◆ **Document**:
-- START --
Seems i need to return result of vsock_wait_data()...
>
>
>> +			break;
>> +		}
>> +
>> +		fragment_len = transport->seqpacket_dequeue(vsk, msg, flags, &msg_ready);
>> +
>> +		if (fragment_len < 0) {
>> +			err = -ENOMEM;
>> +			break;
>> +		}
>> +
>> +		record_len += fragment_len;
>> +
>> +		if (msg_ready)
>> +			break;
>> +	}
>> +
>> +	if (sk->sk_err)
>> +		err = -sk->sk_err;
>> +	else if (sk->sk_shutdown & RCV_SHUTDOWN)
>> +		err = 0;
>> +
>> +	if (msg_ready && err == 0) {
>> +		/* User sets MSG_TRUNC, so return real length of
>> +		 * packet.
>> +		 */
>> +		if (flags & MSG_TRUNC)
>> +			err = record_len;
>> +		else
>> +			err = len - msg_data_left(msg);
>> +
>> +		/* Always set MSG_TRUNC if real length of packet is
>> +		 * bigger than user's buffer.
>> +		 */
>> +		if (record_len > len)
>> +			msg->msg_flags |= MSG_TRUNC;
>> +	}
>> +
>> +	return err;
>> +}
>> +
>> static int
>> vsock_connectible_recvmsg(struct socket *sock, struct msghdr *msg, size_t len,
>> 			  int flags)
>> @@ -2029,7 +2096,10 @@ vsock_connectible_recvmsg(struct socket *sock, struct msghdr *msg, size_t len,
>> 		goto out;
>> 	}
>>
>> -	err = __vsock_stream_recvmsg(sk, msg, len, flags);
>> +	if (sk->sk_type == SOCK_STREAM)
-- END --
◆ **Supplied information**:
-- START --
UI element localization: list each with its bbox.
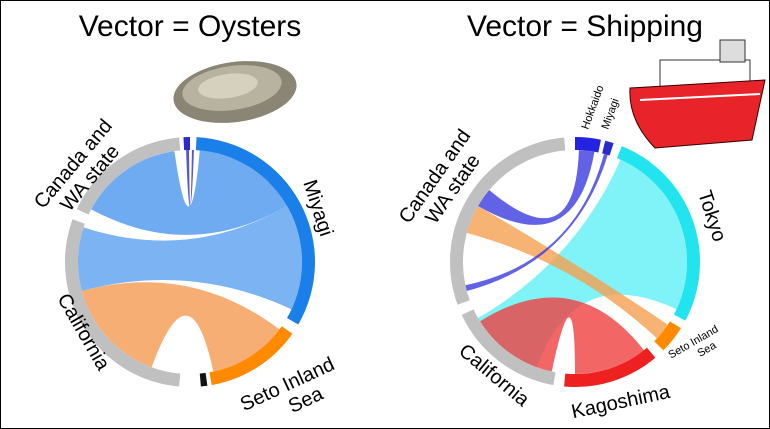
oyster-image: [173, 61, 297, 123]
ribbon: [186, 150, 194, 207]
node-arc: [449, 137, 566, 305]
shipping-diagram: [449, 137, 700, 387]
node-arc: [65, 219, 181, 387]
panel-title: Vector = Shipping: [467, 10, 703, 43]
node-arc: [602, 140, 614, 156]
oysters-diagram: [65, 137, 315, 387]
node-arc: [195, 137, 315, 325]
node-arc: [616, 146, 700, 321]
node-arc: [654, 321, 682, 351]
node-arc: [76, 137, 181, 215]
node-arc: [564, 347, 656, 387]
ribbon: [478, 150, 595, 225]
ribbon: [81, 282, 280, 372]
ribbon: [466, 206, 668, 339]
ribbon: [91, 150, 287, 235]
ship-image: [629, 39, 766, 149]
node-arc: [199, 372, 208, 387]
panel-title: Vector = Oysters: [79, 10, 302, 43]
ribbon: [77, 206, 302, 310]
node-arc: [575, 137, 601, 153]
node-arc: [461, 309, 556, 386]
node-arc: [183, 137, 190, 151]
node-arc: [209, 326, 293, 386]
ribbon: [480, 297, 644, 374]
-- END --
◆ **Task instructions**:
Retype the vsock patch excerpt from the top of the page in full, character for character, including every quote marker and indentation.

◆ **Complete response**:
Seems i need to return result of vsock_wait_data()...
>
>
>> +			break;
>> +		}
>> +
>> +		fragment_len = transport->seqpacket_dequeue(vsk, msg, flags, &msg_ready);
>> +
>> +		if (fragment_len < 0) {
>> +			err = -ENOMEM;
>> +			break;
>> +		}
>> +
>> +		record_len += fragment_len;
>> +
>> +		if (msg_ready)
>> +			break;
>> +	}
>> +
>> +	if (sk->sk_err)
>> +		err = -sk->sk_err;
>> +	else if (sk->sk_shutdown & RCV_SHUTDOWN)
>> +		err = 0;
>> +
>> +	if (msg_ready && err == 0) {
>> +		/* User sets MSG_TRUNC, so return real length of
>> +		 * packet.
>> +		 */
>> +		if (flags & MSG_TRUNC)
>> +			err = record_len;
>> +		else
>> +			err = len - msg_data_left(msg);
>> +
>> +		/* Always set MSG_TRUNC if real length of packet is
>> +		 * bigger than user's buffer.
>> +		 */
>> +		if (record_len > len)
>> +			msg->msg_flags |= MSG_TRUNC;
>> +	}
>> +
>> +	return err;
>> +}
>> +
>> static int
>> vsock_connectible_recvmsg(struct socket *sock, struct msghdr *msg, size_t len,
>> 			  int flags)
>> @@ -2029,7 +2096,10 @@ vsock_connectible_recvmsg(struct socket *sock, struct msghdr *msg, size_t len,
>> 		goto out;
>> 	}
>>
>> -	err = __vsock_stream_recvmsg(sk, msg, len, flags);
>> +	if (sk->sk_type == SOCK_STREAM)